## begin Material for this task

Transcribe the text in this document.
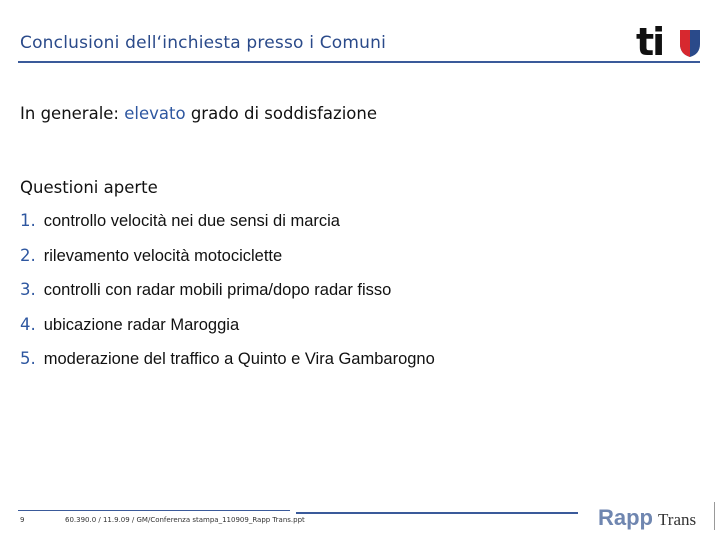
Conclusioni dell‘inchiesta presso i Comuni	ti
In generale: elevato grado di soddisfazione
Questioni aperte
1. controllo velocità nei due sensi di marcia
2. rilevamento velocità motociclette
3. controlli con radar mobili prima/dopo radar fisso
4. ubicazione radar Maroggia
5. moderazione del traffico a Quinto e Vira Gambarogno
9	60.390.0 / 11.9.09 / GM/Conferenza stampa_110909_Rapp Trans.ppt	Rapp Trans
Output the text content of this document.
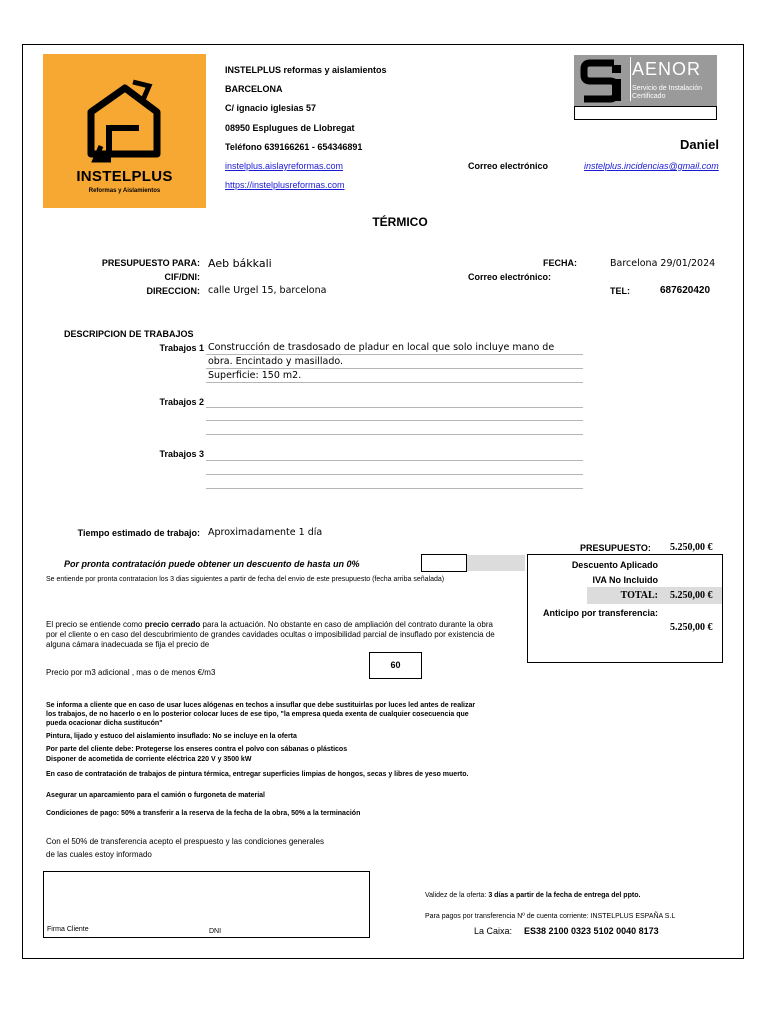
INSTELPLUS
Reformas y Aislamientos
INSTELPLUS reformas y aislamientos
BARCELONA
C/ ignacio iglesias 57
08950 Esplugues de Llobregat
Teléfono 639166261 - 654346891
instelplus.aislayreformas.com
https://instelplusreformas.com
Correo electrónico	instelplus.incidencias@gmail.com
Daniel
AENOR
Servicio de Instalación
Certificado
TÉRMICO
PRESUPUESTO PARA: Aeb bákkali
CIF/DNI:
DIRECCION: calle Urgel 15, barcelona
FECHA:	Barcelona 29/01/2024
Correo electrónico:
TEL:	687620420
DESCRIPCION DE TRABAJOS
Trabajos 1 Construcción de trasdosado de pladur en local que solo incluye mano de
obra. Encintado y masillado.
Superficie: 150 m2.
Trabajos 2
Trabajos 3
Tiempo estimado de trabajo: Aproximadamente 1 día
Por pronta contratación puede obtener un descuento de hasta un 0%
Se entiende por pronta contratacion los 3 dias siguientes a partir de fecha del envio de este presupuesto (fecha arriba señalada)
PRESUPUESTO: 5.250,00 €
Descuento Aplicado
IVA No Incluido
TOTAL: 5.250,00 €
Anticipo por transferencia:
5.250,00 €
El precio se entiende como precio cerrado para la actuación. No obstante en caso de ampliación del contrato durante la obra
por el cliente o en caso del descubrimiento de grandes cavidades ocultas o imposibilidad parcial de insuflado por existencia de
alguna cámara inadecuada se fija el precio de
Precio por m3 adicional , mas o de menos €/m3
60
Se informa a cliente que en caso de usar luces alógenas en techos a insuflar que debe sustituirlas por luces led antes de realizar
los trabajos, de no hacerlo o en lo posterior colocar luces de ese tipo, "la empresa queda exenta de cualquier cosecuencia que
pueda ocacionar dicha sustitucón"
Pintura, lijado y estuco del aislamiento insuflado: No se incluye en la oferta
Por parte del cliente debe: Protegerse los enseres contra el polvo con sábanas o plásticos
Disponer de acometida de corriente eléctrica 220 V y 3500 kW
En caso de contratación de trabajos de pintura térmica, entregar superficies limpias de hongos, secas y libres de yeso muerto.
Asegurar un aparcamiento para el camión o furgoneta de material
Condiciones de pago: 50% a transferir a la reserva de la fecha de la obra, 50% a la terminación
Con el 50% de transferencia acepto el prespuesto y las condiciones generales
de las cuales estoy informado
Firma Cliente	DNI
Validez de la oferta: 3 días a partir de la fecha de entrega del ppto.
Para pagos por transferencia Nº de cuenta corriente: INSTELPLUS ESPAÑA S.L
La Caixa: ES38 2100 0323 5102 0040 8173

## end Material for this task
## begin Material for this task

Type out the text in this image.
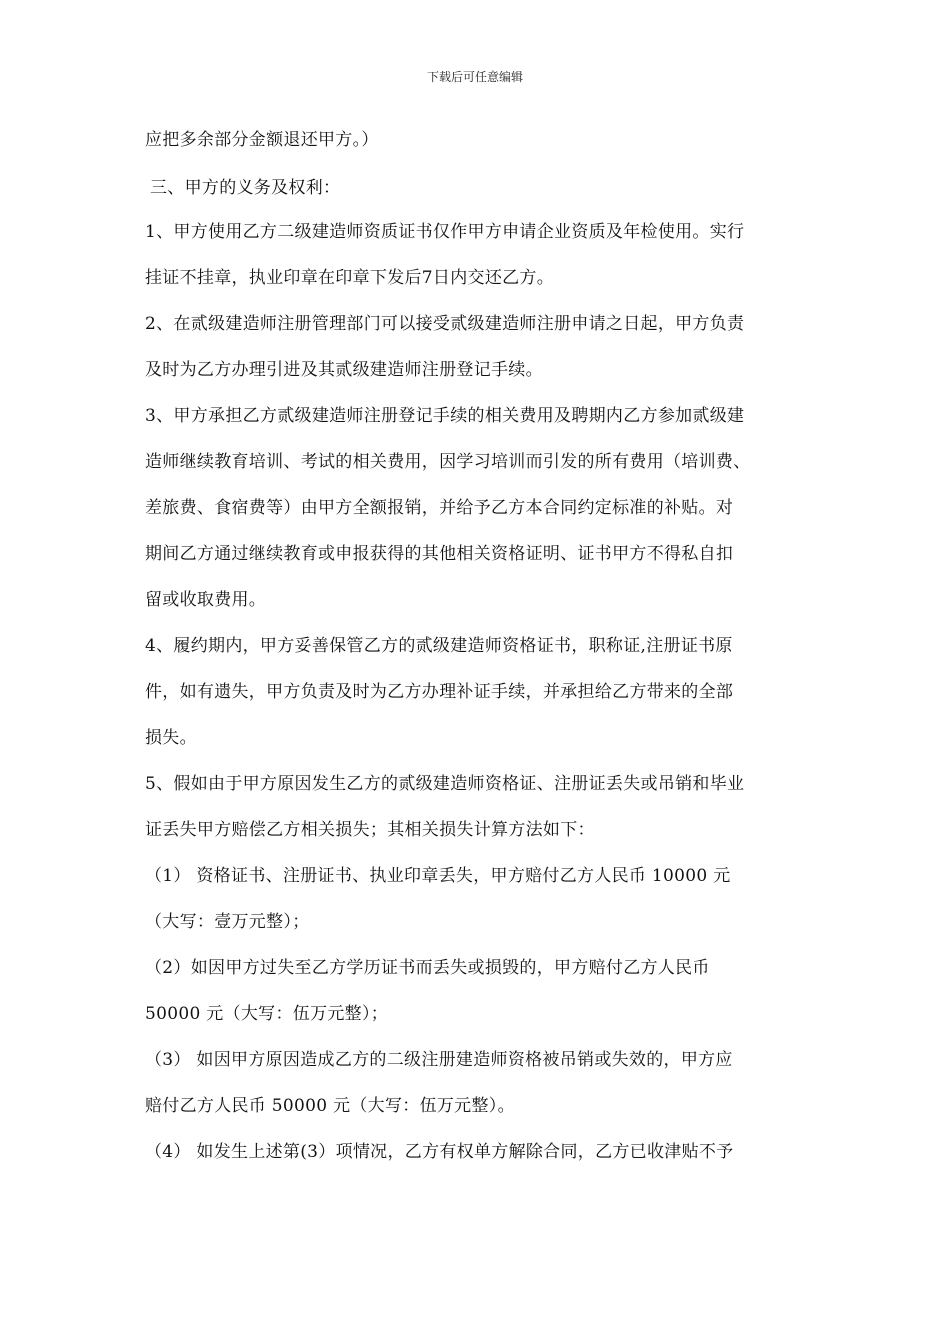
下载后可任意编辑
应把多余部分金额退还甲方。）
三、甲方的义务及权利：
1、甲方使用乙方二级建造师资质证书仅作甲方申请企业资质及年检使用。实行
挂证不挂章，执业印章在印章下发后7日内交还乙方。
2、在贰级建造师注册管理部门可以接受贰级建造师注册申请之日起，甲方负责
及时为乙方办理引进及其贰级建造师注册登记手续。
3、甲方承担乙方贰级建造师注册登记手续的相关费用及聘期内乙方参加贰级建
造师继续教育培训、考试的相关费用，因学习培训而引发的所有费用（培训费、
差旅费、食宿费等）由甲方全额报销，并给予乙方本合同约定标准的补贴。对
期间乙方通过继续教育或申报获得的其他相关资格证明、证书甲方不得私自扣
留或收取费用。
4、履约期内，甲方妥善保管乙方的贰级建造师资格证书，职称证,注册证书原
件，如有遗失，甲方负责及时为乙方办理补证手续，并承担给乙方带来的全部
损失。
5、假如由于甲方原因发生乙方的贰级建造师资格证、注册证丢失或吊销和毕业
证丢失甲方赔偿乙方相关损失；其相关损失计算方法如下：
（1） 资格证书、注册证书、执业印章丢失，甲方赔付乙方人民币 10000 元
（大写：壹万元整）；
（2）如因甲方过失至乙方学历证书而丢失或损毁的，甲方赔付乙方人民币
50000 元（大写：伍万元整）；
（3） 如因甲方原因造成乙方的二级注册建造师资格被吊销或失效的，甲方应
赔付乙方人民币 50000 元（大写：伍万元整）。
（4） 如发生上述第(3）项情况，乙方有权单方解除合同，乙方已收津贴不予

## end Material for this task
## begin Material for this task

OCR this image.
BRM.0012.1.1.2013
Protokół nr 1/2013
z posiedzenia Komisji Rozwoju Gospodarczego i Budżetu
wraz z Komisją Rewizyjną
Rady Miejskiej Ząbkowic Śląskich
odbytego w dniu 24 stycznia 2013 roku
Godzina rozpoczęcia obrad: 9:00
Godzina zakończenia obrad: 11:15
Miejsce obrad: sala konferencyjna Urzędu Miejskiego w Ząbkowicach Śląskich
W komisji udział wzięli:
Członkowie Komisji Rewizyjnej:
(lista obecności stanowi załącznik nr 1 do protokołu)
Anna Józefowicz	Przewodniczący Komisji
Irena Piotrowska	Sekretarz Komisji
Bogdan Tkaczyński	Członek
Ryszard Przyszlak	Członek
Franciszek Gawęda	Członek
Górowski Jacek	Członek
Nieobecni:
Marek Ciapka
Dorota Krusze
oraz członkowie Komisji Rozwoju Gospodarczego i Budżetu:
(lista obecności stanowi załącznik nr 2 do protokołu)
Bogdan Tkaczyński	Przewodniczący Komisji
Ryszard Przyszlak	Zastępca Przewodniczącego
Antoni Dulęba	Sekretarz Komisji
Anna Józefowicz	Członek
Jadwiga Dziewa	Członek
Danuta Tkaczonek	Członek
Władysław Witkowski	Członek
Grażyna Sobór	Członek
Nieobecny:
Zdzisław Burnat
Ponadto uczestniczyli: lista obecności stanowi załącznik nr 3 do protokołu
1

## end Material for this task

All lines holding the word "Przewodniczący" should be picked out and copied.

Answer in full:
Anna Józefowicz	Przewodniczący Komisji
Bogdan Tkaczyński	Przewodniczący Komisji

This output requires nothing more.